REQUIREMENT ▸
Everything in the data that follows has to be repeated verbatim.

MATERIAL TO PROCESS ▸
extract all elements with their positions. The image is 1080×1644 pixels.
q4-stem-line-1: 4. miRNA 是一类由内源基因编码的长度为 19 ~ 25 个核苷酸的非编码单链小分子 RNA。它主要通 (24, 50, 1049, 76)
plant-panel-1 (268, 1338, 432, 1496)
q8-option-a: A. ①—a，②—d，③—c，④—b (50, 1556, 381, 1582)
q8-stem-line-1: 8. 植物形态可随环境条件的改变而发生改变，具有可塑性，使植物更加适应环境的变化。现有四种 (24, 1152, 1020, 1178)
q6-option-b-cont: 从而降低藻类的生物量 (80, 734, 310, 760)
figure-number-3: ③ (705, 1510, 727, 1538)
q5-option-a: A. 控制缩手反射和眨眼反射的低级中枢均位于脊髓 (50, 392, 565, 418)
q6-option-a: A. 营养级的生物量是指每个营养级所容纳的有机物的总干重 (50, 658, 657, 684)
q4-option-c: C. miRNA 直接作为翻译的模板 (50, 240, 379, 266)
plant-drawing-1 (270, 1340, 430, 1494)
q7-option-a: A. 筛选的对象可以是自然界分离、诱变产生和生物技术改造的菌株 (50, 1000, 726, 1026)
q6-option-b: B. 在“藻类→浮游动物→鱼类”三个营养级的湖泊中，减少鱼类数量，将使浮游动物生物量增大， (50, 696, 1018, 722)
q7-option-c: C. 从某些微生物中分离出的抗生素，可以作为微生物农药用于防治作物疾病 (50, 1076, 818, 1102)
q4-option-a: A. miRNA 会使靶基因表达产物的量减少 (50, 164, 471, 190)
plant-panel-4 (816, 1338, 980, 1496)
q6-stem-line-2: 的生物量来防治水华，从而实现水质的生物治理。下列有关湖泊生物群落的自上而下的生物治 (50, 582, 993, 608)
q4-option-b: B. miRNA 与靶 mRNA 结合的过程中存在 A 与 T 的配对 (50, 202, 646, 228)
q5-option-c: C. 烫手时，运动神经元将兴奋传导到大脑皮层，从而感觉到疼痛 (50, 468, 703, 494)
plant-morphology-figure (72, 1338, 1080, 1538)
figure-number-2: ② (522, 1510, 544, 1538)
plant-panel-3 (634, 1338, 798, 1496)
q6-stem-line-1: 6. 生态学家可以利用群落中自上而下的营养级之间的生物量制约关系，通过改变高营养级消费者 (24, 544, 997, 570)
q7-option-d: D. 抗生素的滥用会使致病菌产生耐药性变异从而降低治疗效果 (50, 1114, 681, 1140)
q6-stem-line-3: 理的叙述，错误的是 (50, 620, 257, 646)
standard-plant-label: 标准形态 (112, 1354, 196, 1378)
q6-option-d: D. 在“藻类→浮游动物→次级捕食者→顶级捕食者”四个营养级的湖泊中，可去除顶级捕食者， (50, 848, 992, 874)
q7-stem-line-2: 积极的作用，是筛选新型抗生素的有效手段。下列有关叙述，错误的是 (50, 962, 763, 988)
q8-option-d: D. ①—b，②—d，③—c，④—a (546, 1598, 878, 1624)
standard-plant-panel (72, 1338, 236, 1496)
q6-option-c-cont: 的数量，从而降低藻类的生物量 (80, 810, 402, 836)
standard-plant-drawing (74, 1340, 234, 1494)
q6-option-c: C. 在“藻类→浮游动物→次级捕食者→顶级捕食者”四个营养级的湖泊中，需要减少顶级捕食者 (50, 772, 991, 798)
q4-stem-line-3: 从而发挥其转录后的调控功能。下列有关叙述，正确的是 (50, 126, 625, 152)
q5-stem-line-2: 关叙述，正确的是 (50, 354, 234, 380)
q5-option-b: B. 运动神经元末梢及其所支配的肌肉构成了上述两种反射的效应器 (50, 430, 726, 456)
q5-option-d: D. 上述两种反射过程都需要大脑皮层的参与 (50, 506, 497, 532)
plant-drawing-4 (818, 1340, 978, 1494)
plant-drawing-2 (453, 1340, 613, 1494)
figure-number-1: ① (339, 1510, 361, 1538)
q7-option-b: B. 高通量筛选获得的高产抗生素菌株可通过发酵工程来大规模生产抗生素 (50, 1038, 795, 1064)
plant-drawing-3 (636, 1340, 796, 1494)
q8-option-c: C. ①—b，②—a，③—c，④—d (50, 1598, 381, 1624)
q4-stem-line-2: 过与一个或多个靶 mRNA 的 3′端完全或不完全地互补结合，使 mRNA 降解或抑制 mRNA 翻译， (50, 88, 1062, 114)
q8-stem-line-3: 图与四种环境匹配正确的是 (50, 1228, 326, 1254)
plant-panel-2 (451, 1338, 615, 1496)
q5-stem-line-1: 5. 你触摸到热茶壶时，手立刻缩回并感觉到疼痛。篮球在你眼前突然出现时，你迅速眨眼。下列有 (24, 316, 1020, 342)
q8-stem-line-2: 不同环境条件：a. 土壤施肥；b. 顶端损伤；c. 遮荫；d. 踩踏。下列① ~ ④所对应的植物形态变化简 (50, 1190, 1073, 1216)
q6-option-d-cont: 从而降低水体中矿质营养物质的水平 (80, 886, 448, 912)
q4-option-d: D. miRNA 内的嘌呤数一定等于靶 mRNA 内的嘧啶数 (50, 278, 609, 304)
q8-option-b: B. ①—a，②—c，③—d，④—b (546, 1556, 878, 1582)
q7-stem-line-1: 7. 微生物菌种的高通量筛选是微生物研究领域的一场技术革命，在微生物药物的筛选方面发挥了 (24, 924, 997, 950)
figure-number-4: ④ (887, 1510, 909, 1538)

ANSWER SPACE ▸
extract all elements with their positions. The image is 1080×1644 pixels.
q4-stem-line-1: 4. miRNA 是一类由内源基因编码的长度为 19 ~ 25 个核苷酸的非编码单链小分子 RNA。它主要通 (24, 50, 1049, 76)
plant-panel-1 (268, 1338, 432, 1496)
q8-option-a: A. ①—a，②—d，③—c，④—b (50, 1556, 381, 1582)
q8-stem-line-1: 8. 植物形态可随环境条件的改变而发生改变，具有可塑性，使植物更加适应环境的变化。现有四种 (24, 1152, 1020, 1178)
q6-option-b-cont: 从而降低藻类的生物量 (80, 734, 310, 760)
figure-number-3: ③ (705, 1510, 727, 1538)
q5-option-a: A. 控制缩手反射和眨眼反射的低级中枢均位于脊髓 (50, 392, 565, 418)
q6-option-a: A. 营养级的生物量是指每个营养级所容纳的有机物的总干重 (50, 658, 657, 684)
q4-option-c: C. miRNA 直接作为翻译的模板 (50, 240, 379, 266)
plant-drawing-1 (270, 1340, 430, 1494)
q7-option-a: A. 筛选的对象可以是自然界分离、诱变产生和生物技术改造的菌株 (50, 1000, 726, 1026)
q6-option-b: B. 在“藻类→浮游动物→鱼类”三个营养级的湖泊中，减少鱼类数量，将使浮游动物生物量增大， (50, 696, 1018, 722)
q7-option-c: C. 从某些微生物中分离出的抗生素，可以作为微生物农药用于防治作物疾病 (50, 1076, 818, 1102)
q4-option-a: A. miRNA 会使靶基因表达产物的量减少 (50, 164, 471, 190)
plant-panel-4 (816, 1338, 980, 1496)
q6-stem-line-2: 的生物量来防治水华，从而实现水质的生物治理。下列有关湖泊生物群落的自上而下的生物治 (50, 582, 993, 608)
q4-option-b: B. miRNA 与靶 mRNA 结合的过程中存在 A 与 T 的配对 (50, 202, 646, 228)
q5-option-c: C. 烫手时，运动神经元将兴奋传导到大脑皮层，从而感觉到疼痛 (50, 468, 703, 494)
plant-morphology-figure (72, 1338, 1080, 1538)
figure-number-2: ② (522, 1510, 544, 1538)
plant-panel-3 (634, 1338, 798, 1496)
q6-stem-line-1: 6. 生态学家可以利用群落中自上而下的营养级之间的生物量制约关系，通过改变高营养级消费者 (24, 544, 997, 570)
q7-option-d: D. 抗生素的滥用会使致病菌产生耐药性变异从而降低治疗效果 (50, 1114, 681, 1140)
q6-stem-line-3: 理的叙述，错误的是 (50, 620, 257, 646)
standard-plant-label: 标准形态 (112, 1354, 196, 1378)
q6-option-d: D. 在“藻类→浮游动物→次级捕食者→顶级捕食者”四个营养级的湖泊中，可去除顶级捕食者， (50, 848, 992, 874)
q7-stem-line-2: 积极的作用，是筛选新型抗生素的有效手段。下列有关叙述，错误的是 (50, 962, 763, 988)
q8-option-d: D. ①—b，②—d，③—c，④—a (546, 1598, 878, 1624)
standard-plant-panel (72, 1338, 236, 1496)
q6-option-c-cont: 的数量，从而降低藻类的生物量 (80, 810, 402, 836)
standard-plant-drawing (74, 1340, 234, 1494)
q6-option-c: C. 在“藻类→浮游动物→次级捕食者→顶级捕食者”四个营养级的湖泊中，需要减少顶级捕食者 (50, 772, 991, 798)
q4-stem-line-3: 从而发挥其转录后的调控功能。下列有关叙述，正确的是 (50, 126, 625, 152)
q5-stem-line-2: 关叙述，正确的是 (50, 354, 234, 380)
q5-option-b: B. 运动神经元末梢及其所支配的肌肉构成了上述两种反射的效应器 (50, 430, 726, 456)
q5-option-d: D. 上述两种反射过程都需要大脑皮层的参与 (50, 506, 497, 532)
plant-drawing-4 (818, 1340, 978, 1494)
plant-drawing-2 (453, 1340, 613, 1494)
figure-number-1: ① (339, 1510, 361, 1538)
q7-option-b: B. 高通量筛选获得的高产抗生素菌株可通过发酵工程来大规模生产抗生素 (50, 1038, 795, 1064)
plant-drawing-3 (636, 1340, 796, 1494)
q8-option-c: C. ①—b，②—a，③—c，④—d (50, 1598, 381, 1624)
q4-stem-line-2: 过与一个或多个靶 mRNA 的 3′端完全或不完全地互补结合，使 mRNA 降解或抑制 mRNA 翻译， (50, 88, 1062, 114)
q8-stem-line-3: 图与四种环境匹配正确的是 (50, 1228, 326, 1254)
plant-panel-2 (451, 1338, 615, 1496)
q5-stem-line-1: 5. 你触摸到热茶壶时，手立刻缩回并感觉到疼痛。篮球在你眼前突然出现时，你迅速眨眼。下列有 (24, 316, 1020, 342)
q8-stem-line-2: 不同环境条件：a. 土壤施肥；b. 顶端损伤；c. 遮荫；d. 踩踏。下列① ~ ④所对应的植物形态变化简 (50, 1190, 1073, 1216)
q6-option-d-cont: 从而降低水体中矿质营养物质的水平 (80, 886, 448, 912)
q4-option-d: D. miRNA 内的嘌呤数一定等于靶 mRNA 内的嘧啶数 (50, 278, 609, 304)
q8-option-b: B. ①—a，②—c，③—d，④—b (546, 1556, 878, 1582)
q7-stem-line-1: 7. 微生物菌种的高通量筛选是微生物研究领域的一场技术革命，在微生物药物的筛选方面发挥了 (24, 924, 997, 950)
figure-number-4: ④ (887, 1510, 909, 1538)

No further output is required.